§ Prompt 1: Using the VZW signal thread, condense the paragraph beginning "Remember that the bionic" into a bulleted list that retains its main facts.
§ Prompt 2: In the VZW signal thread, which phone did hunterwrot use before the current one?
§ Prompt 3: Pick up the VZW signal thread at its end and continue it.

# For those on VZW who have their phones. How is the signal?



## mean sixteen (Nov 20, 2011)

There has been talk about how the VZW radio will be. So here is where I would like to hear the opinions of people who have an activated phone.

Enlighten us please.

Sent through mental telepathy...or my Gnex


----------



## hunterwrot (Sep 25, 2011)

Coming from droid bionic at my house I have slightly less signals but it seems to be improving over time. Awesome phone though.

Sent from my SCH-I535 using Tapatalk 2


----------



## yarly (Jun 22, 2011)

Remember that the bionic (unless you happened to use the ICS leak) was reporting the 1x signal only. On ICS, it reports LTE when you're on LTE or EvDO when you're on 3G. EvDO signal may be higher/lower than the 1x one. LTE signal will always look worse than a 1x or EvDO signal by the way it's measured. Same goes with the bars as they are calculated based on the current network connection instead of just 1x.

§ Data section:
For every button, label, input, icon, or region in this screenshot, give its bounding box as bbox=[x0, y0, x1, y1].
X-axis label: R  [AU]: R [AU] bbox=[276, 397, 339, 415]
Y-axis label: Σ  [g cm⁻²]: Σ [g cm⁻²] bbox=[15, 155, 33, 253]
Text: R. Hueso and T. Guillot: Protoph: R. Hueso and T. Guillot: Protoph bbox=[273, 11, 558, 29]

§ Exercise output 1:
- Unless it ran the ICS leak, the Bionic reported only the 1x signal.
- On ICS, the phone reports LTE when on LTE and EvDO when on 3G.
- The EvDO signal may be higher or lower than the 1x signal.
- Because of the way it is measured, the LTE signal always looks worse than a 1x or EvDO signal.
- The bars are likewise calculated from the current network connection rather than from 1x alone.

§ Exercise output 2: A Droid Bionic.

§ Exercise output 3:
Anyone that has a Verizon S3 and wants to run my little signal information app, I would be grateful (especially if you're in an LTE area). See the link below. The app is at the bottom of the OP to download it. Post a screen shot if you could (or more than one if you get various readings from different locations or devices).

http://rootzwiki.com...s-signal-sucks/


----------



## oddball (Jan 21, 2012)

yarly said:


> Remember that the bionic (unless you happened to use the ICS leak) was reporting the 1x signal only. On ICS, it reports LTE when you're on LTE or EvDO when you're on 3G. EvDO signal may be higher/lower than the 1x one. LTE signal will always look worse than a 1x or EvDO signal by the way it's measured. Same goes with the bars as they are calculated based on the current network connection instead of just 1x.
> 
> Anyone that has a Verizon S3 and wants to run my little signal information app, I would be grateful (especially if you're in an LTE area). See the link below. The app is at the bottom of the OP to download it. Post a screen shot if you could (or more than one if you get various readings from different locations or devices).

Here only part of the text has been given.